## Begin Provided passage

For the Gaussian case where $A_{ij}\sim N\left(A_{ij}^{*},{\sigma }^2\right)$, we can simply choose a linear function $\phi (x)=c{\left({\mathrm{\Delta }}^{*}\right)}^{-1}\sigma \sqrt{n\log n}x$ where c > 0 is some proper constant. The condition then reads

$$\mathbb{P}\left(\left|{\left(A-A^{*}\right)}_{m\cdot }w\right|\le c\sigma \sqrt{\log n}\Vert w{\Vert }_2\right)=1-o\left(n^{-1}\right),$$

which directly follows from Gaussian tail bound since ${\left(A-A^{*}\right)}_{m\cdot }w\sim N\left(0,{\sigma }^2\Vert w{\Vert }_2^2\right)$. The tail of (A − A*)_m.ω is completely determined by ||w||₂. For Bernoulli variables, we will use Bernstein-type inequalities to study (A − A*)_m.ω, which will inevitably involve both ||w||₂ and ||w||_∞. Hence the function φ(x) can no longer be linear. It turns out that φ(x) ∝ (1∨log(1/x))⁻¹, shown in Figure 2, is a suitable choice. More details can be found in Section 2.1 and the supplementary material Abbe et al. (2018). In both cases we have φ(1) = O(1) under suitable signal-to-noise conditions.

Fig 2:

Typical choices of φ for Gaussian noise and Bernoulli noise.

Theorem 1.1

(Simpler form of Theorem 2.1). Let k ∈ [r] = {1, 2, ⋯, r} be fixed. Suppose that Assumptions (a), (b) and (c) hold, and ${\Vert u_k^{*}\Vert }_{\infty }\le \gamma$. Then, with probability 1 − o(1),

$$\underset{s\in \{\pm 1\}}{\min }{\Vert u_k-sA{u}_k^{*}/{\lambda }_k^{*}\Vert }_{\infty }=O\left((\gamma +\phi (\gamma )){\Vert u_k^{*}\Vert }_{\infty }\right)=o\left({\Vert u_k^{*}\Vert }_{\infty }\right),$$ (1.3)

where the notations O(·) and o(·) hide dependencies on φ(1).

## End Provided passage
## Begin Dataset excerpts

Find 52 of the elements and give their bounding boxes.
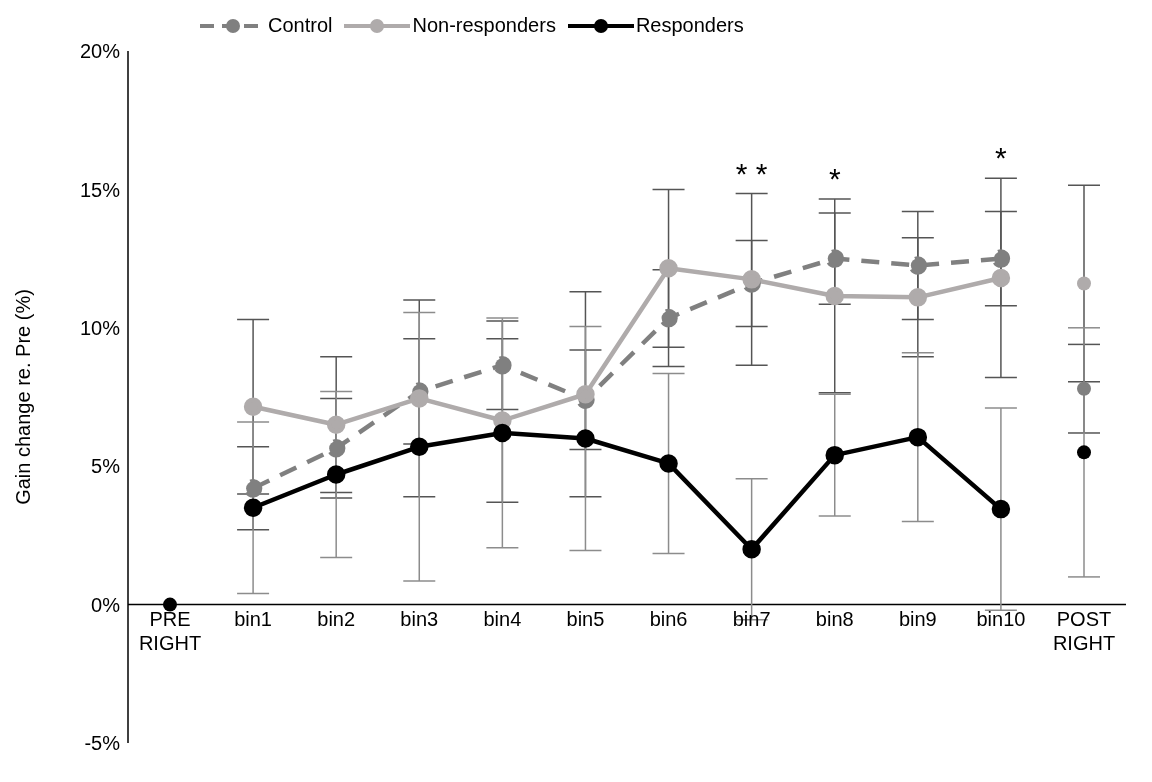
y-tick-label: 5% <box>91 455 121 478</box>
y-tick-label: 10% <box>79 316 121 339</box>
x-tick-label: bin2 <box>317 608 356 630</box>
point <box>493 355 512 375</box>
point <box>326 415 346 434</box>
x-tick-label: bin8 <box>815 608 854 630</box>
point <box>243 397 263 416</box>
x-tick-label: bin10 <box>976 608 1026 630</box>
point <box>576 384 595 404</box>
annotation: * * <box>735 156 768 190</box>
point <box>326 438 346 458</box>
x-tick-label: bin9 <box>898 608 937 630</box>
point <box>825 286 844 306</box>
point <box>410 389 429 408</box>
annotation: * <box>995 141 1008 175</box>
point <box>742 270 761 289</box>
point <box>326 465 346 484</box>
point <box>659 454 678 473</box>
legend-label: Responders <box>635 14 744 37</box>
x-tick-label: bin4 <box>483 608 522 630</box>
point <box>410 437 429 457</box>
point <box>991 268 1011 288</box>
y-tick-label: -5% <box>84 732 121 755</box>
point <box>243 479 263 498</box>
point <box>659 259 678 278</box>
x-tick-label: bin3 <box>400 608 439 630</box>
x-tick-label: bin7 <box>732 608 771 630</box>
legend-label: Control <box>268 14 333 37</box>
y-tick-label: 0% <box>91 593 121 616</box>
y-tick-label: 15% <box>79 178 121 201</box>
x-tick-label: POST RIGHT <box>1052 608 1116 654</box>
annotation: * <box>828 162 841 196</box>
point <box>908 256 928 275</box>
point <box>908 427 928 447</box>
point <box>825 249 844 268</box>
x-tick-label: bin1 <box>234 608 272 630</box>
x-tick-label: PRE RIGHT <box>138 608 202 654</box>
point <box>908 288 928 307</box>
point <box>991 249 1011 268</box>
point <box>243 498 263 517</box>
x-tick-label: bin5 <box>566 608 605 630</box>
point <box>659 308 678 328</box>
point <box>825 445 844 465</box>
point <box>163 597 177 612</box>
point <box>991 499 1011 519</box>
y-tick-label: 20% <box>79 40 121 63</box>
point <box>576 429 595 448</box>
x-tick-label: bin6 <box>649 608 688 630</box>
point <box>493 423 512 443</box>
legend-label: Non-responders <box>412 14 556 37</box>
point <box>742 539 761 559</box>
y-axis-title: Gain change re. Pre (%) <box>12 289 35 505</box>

## End Dataset excerpts

▶ **Task list**
• a. In the passage on eigenvector bounds, what type of inequalities are used to study (A − A*)_m.ω for Bernoulli variables?
• b. Write a continuation of the passage on eigenvector bounds, starting after its final sentence.
The entries are not needed here.

▶ **Answers to the exercise**
• a. Bernstein-type inequalities.

• b.
On the left-hand side, we are allowed to choose a suitable sign s as eigenvectors are not uniquely defined. The second bound is a consequence of the first one, since γ = o(1) and lim_γ→0 φ(γ) = 0 by continuity. We hide dependency on φ(1) in the above bound, since φ(1) is bounded by a constant under suitable signal-to-noise ratio. More details can be found in Theorem 2.1. Therefore, the approximation error ${\Vert u_k-A{u}_k^{*}/{\lambda }_k^{*}\Vert }_{\infty }$ is much smaller than ${\Vert u_k^{*}\Vert }_{\infty }$. This rigorously confirms the intuitions in Section 1.1.

Here are some remarks. (1) This theorem enables us to study u_k via its linearization $A{u}_k^{*}/{\lambda }_k^{*}$, since the approximation error is usually small order-wise. (2) The conditions of the theorem are fairly mild. For SBM, the theorem is applicable as long as we are in the $\frac{\log n}{n}$ regime ($p=a\frac{\log n}{n}$ and $q=b\frac{\log n}{n}$), regardless of the relative sizes of a and b.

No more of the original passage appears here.